* **Short problem 1**
In the Python string-formatting code, what value is assigned to the variable height?
* **Short problem 2**
Proceed with the Python string-formatting code from the point at which it ends.

* **Quoted text**
···

According to your example:

import json

a = 'greet'
name = 'John'
weight = 80
height = 190
age = 23
# 1.
namespace = {'name': name, 'age': age, 'weight': weight, 'height': height}

json_dict_all_keys = json.loads('{"greet" : "Hello! {name}, {age} years old, {height}cm, {weight}kg. How are you?"}')
json_dict_some_keys = json.loads('{"greet" : "Hello! {name}, {weight}kg. How are you?"}') 
json_dict_mixed_keys = json.loads('{"greet" : "Hello! {name}, {other} years old, {key}cm, {weight}kg. How are you?"}')
json_dict_none_of_keys = json.loads('{"greet" : "Hello! {some}, {other} years old, {key}cm, {here}kg. How are you?"}')

if a in json_dict:
    # 2.
    print(json_dict_all_keys[a].format(**namespace))  # Hello! John, 23 years old, 190cm, 80kg. How are you?

···

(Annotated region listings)
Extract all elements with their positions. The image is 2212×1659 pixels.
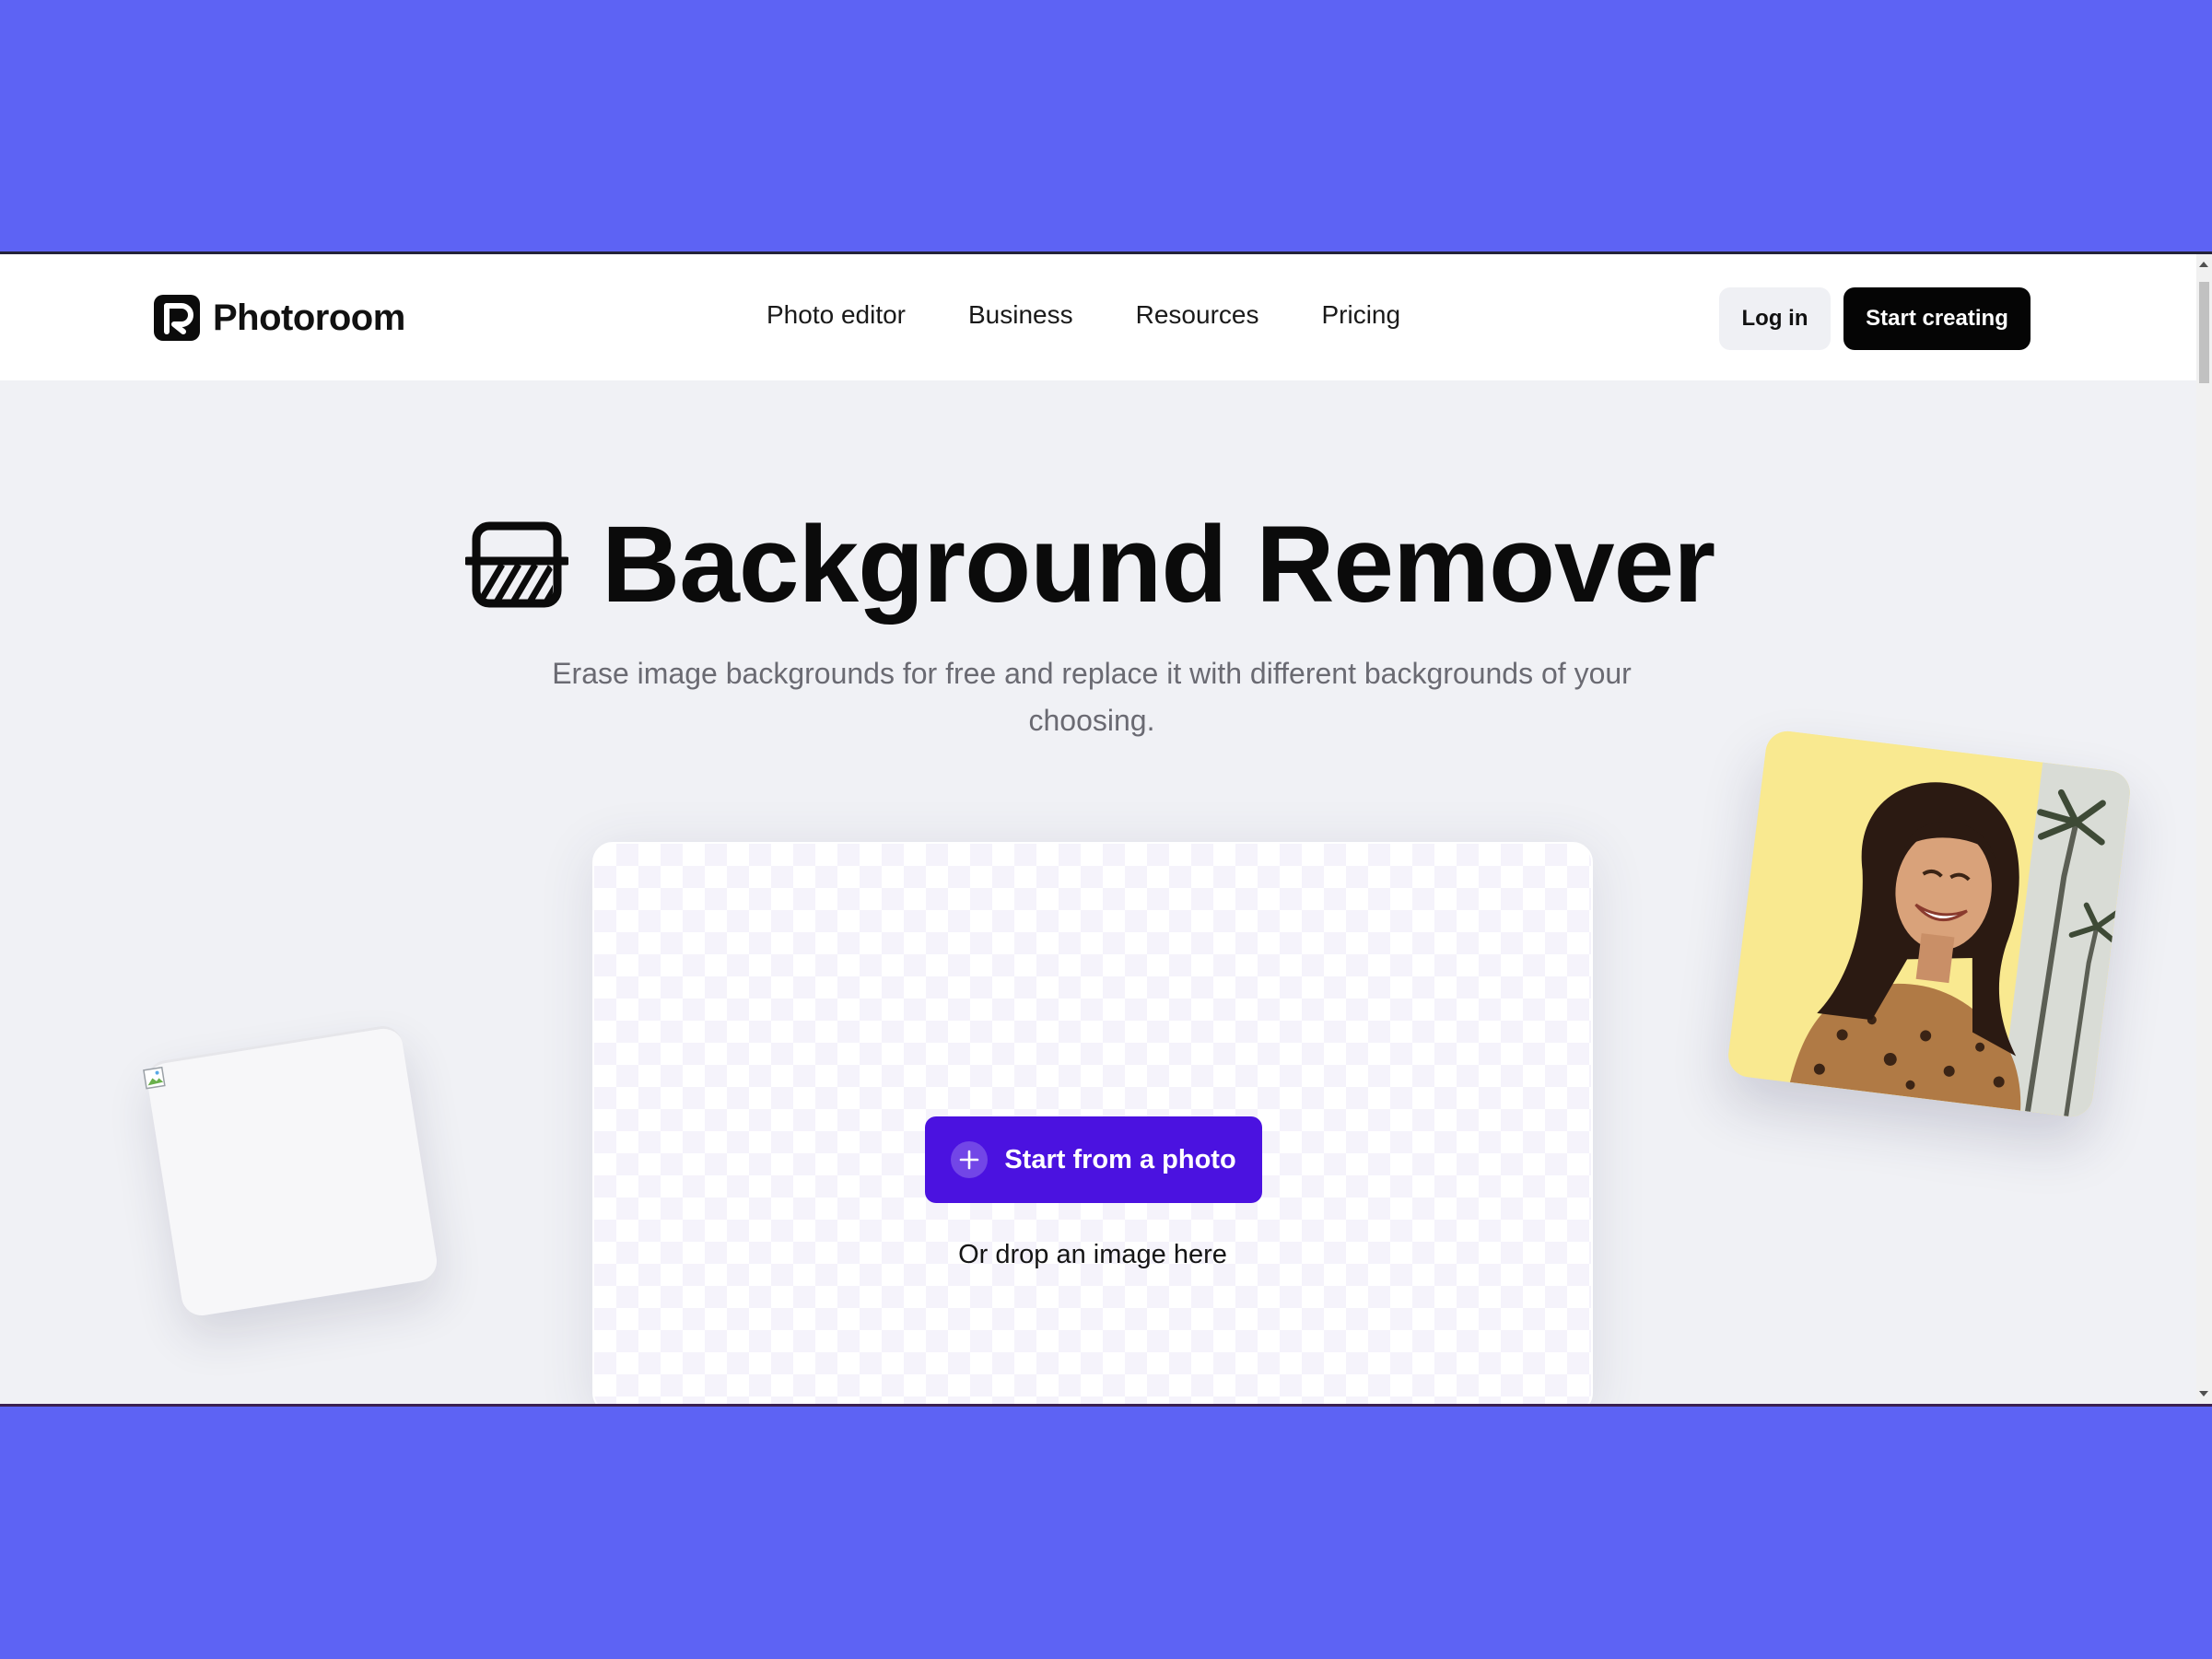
page-title: Background Remover	[602, 504, 1715, 625]
start-from-photo-button[interactable]: Start from a photo	[925, 1116, 1262, 1203]
drop-hint: Or drop an image here	[958, 1240, 1227, 1269]
smiling-woman-photo	[1726, 729, 2133, 1119]
main-nav: Photo editor Business Resources Pricing	[767, 300, 1400, 330]
brand-name: Photoroom	[213, 297, 405, 338]
plus-icon	[951, 1141, 989, 1178]
photoroom-logo-icon	[154, 295, 200, 341]
background-remover-icon	[465, 521, 568, 608]
nav-resources[interactable]: Resources	[1136, 300, 1259, 330]
broken-image-icon	[143, 1066, 166, 1090]
page-subtitle: Erase image backgrounds for free and rep…	[552, 657, 1632, 737]
start-creating-button[interactable]: Start creating	[1843, 287, 2031, 350]
scroll-thumb[interactable]	[2199, 282, 2209, 383]
nav-pricing[interactable]: Pricing	[1321, 300, 1400, 330]
floating-image-card-left	[143, 1022, 440, 1319]
scroll-down-arrow-icon[interactable]	[2199, 1391, 2208, 1396]
brand-logo[interactable]: Photoroom	[154, 295, 405, 341]
sample-photo-card	[1726, 729, 2133, 1119]
scroll-up-arrow-icon[interactable]	[2199, 262, 2208, 267]
nav-photo-editor[interactable]: Photo editor	[767, 300, 906, 330]
start-from-photo-label: Start from a photo	[1004, 1144, 1236, 1174]
site-header: Photoroom Photo editor Business Resource…	[0, 254, 2197, 380]
login-button[interactable]: Log in	[1719, 287, 1831, 350]
browser-viewport: Photoroom Photo editor Business Resource…	[0, 251, 2212, 1407]
upload-dropzone[interactable]: Start from a photo Or drop an image here	[592, 842, 1593, 1404]
hero-heading: Background Remover	[465, 510, 1715, 619]
nav-business[interactable]: Business	[968, 300, 1073, 330]
vertical-scrollbar[interactable]	[2196, 254, 2212, 1404]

···

* **Expected output 1**
190

* **Expected output 2**
    print(json_dict_some_keys[a].format(**namespace))  # Hello! John, 80kg. How are you?
    print(json_dict_mixed_keys[a].format(**namespace))  # Raising KeyError!
    print(json_dict_none_of_keys[a].format(**namespace))  # Raising KeyError too!

As you can see, there is no requirement to use all of "keys" from namespace. But be careful - when in string you want to format appears "key" that is not included in namespace KeyError will occur.

To simplify explaination I used json.loads instead of loading json from file with json.load.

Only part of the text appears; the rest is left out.